▶ **WHAT IS NEEDED**
Exact reproduction is required for all entries.

— start of RECORDS SUPPLIED —

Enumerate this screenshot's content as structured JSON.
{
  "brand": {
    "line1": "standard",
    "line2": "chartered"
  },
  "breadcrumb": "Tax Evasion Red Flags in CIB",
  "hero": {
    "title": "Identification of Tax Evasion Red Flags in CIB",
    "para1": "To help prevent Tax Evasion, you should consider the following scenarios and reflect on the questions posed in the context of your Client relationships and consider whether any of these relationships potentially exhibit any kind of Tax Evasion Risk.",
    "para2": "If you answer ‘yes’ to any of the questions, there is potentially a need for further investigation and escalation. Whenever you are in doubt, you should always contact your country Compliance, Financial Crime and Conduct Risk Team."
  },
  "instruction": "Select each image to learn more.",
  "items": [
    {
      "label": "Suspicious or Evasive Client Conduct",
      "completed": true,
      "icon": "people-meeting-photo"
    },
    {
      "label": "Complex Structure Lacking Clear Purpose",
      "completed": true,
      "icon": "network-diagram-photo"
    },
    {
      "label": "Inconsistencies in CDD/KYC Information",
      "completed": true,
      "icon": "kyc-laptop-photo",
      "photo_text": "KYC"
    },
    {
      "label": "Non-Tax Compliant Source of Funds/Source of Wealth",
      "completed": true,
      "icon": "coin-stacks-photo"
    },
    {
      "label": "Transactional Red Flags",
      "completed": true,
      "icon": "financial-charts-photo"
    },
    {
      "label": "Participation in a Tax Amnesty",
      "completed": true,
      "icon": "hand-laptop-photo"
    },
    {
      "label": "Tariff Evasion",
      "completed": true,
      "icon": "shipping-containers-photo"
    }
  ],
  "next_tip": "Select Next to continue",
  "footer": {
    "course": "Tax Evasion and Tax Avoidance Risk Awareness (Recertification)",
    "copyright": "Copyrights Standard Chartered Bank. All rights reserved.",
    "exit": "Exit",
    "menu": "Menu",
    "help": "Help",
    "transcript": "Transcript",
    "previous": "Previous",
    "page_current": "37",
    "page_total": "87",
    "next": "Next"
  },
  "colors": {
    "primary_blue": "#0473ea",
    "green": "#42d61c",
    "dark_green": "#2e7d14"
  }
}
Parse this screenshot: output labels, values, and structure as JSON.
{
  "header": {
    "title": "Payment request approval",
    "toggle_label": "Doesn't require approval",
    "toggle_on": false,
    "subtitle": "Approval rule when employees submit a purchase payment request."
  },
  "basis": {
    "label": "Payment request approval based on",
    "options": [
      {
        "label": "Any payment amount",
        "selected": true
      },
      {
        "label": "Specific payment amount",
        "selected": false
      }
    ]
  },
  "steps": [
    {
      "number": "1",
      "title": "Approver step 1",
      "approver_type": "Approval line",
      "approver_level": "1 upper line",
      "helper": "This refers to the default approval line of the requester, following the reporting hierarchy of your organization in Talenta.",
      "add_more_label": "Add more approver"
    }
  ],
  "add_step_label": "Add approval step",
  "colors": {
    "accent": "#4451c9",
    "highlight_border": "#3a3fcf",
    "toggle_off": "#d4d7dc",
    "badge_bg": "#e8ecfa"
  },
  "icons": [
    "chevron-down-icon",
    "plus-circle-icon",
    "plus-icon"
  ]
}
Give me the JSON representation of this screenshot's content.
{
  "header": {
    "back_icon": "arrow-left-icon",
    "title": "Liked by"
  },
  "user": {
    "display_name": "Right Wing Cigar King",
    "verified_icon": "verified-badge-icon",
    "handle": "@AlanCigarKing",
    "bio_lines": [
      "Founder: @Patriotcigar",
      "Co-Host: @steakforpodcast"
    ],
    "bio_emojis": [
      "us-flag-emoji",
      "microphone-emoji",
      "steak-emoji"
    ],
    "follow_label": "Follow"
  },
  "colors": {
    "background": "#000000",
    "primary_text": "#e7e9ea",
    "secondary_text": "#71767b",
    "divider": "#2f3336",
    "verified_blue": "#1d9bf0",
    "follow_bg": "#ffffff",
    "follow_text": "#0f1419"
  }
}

— end of RECORDS SUPPLIED —

▶ **RESPONSE TO THIS EXERCISE**
Enumerate this screenshot's content as structured JSON.
{
  "brand": {
    "line1": "standard",
    "line2": "chartered"
  },
  "breadcrumb": "Tax Evasion Red Flags in CIB",
  "hero": {
    "title": "Identification of Tax Evasion Red Flags in CIB",
    "para1": "To help prevent Tax Evasion, you should consider the following scenarios and reflect on the questions posed in the context of your Client relationships and consider whether any of these relationships potentially exhibit any kind of Tax Evasion Risk.",
    "para2": "If you answer ‘yes’ to any of the questions, there is potentially a need for further investigation and escalation. Whenever you are in doubt, you should always contact your country Compliance, Financial Crime and Conduct Risk Team."
  },
  "instruction": "Select each image to learn more.",
  "items": [
    {
      "label": "Suspicious or Evasive Client Conduct",
      "completed": true,
      "icon": "people-meeting-photo"
    },
    {
      "label": "Complex Structure Lacking Clear Purpose",
      "completed": true,
      "icon": "network-diagram-photo"
    },
    {
      "label": "Inconsistencies in CDD/KYC Information",
      "completed": true,
      "icon": "kyc-laptop-photo",
      "photo_text": "KYC"
    },
    {
      "label": "Non-Tax Compliant Source of Funds/Source of Wealth",
      "completed": true,
      "icon": "coin-stacks-photo"
    },
    {
      "label": "Transactional Red Flags",
      "completed": true,
      "icon": "financial-charts-photo"
    },
    {
      "label": "Participation in a Tax Amnesty",
      "completed": true,
      "icon": "hand-laptop-photo"
    },
    {
      "label": "Tariff Evasion",
      "completed": true,
      "icon": "shipping-containers-photo"
    }
  ],
  "next_tip": "Select Next to continue",
  "footer": {
    "course": "Tax Evasion and Tax Avoidance Risk Awareness (Recertification)",
    "copyright": "Copyrights Standard Chartered Bank. All rights reserved.",
    "exit": "Exit",
    "menu": "Menu",
    "help": "Help",
    "transcript": "Transcript",
    "previous": "Previous",
    "page_current": "37",
    "page_total": "87",
    "next": "Next"
  },
  "colors": {
    "primary_blue": "#0473ea",
    "green": "#42d61c",
    "dark_green": "#2e7d14"
  }
}
Parse this screenshot: output labels, values, and structure as JSON.
{
  "header": {
    "title": "Payment request approval",
    "toggle_label": "Doesn't require approval",
    "toggle_on": false,
    "subtitle": "Approval rule when employees submit a purchase payment request."
  },
  "basis": {
    "label": "Payment request approval based on",
    "options": [
      {
        "label": "Any payment amount",
        "selected": true
      },
      {
        "label": "Specific payment amount",
        "selected": false
      }
    ]
  },
  "steps": [
    {
      "number": "1",
      "title": "Approver step 1",
      "approver_type": "Approval line",
      "approver_level": "1 upper line",
      "helper": "This refers to the default approval line of the requester, following the reporting hierarchy of your organization in Talenta.",
      "add_more_label": "Add more approver"
    }
  ],
  "add_step_label": "Add approval step",
  "colors": {
    "accent": "#4451c9",
    "highlight_border": "#3a3fcf",
    "toggle_off": "#d4d7dc",
    "badge_bg": "#e8ecfa"
  },
  "icons": [
    "chevron-down-icon",
    "plus-circle-icon",
    "plus-icon"
  ]
}
Give me the JSON representation of this screenshot's content.
{
  "header": {
    "back_icon": "arrow-left-icon",
    "title": "Liked by"
  },
  "user": {
    "display_name": "Right Wing Cigar King",
    "verified_icon": "verified-badge-icon",
    "handle": "@AlanCigarKing",
    "bio_lines": [
      "Founder: @Patriotcigar",
      "Co-Host: @steakforpodcast"
    ],
    "bio_emojis": [
      "us-flag-emoji",
      "microphone-emoji",
      "steak-emoji"
    ],
    "follow_label": "Follow"
  },
  "colors": {
    "background": "#000000",
    "primary_text": "#e7e9ea",
    "secondary_text": "#71767b",
    "divider": "#2f3336",
    "verified_blue": "#1d9bf0",
    "follow_bg": "#ffffff",
    "follow_text": "#0f1419"
  }
}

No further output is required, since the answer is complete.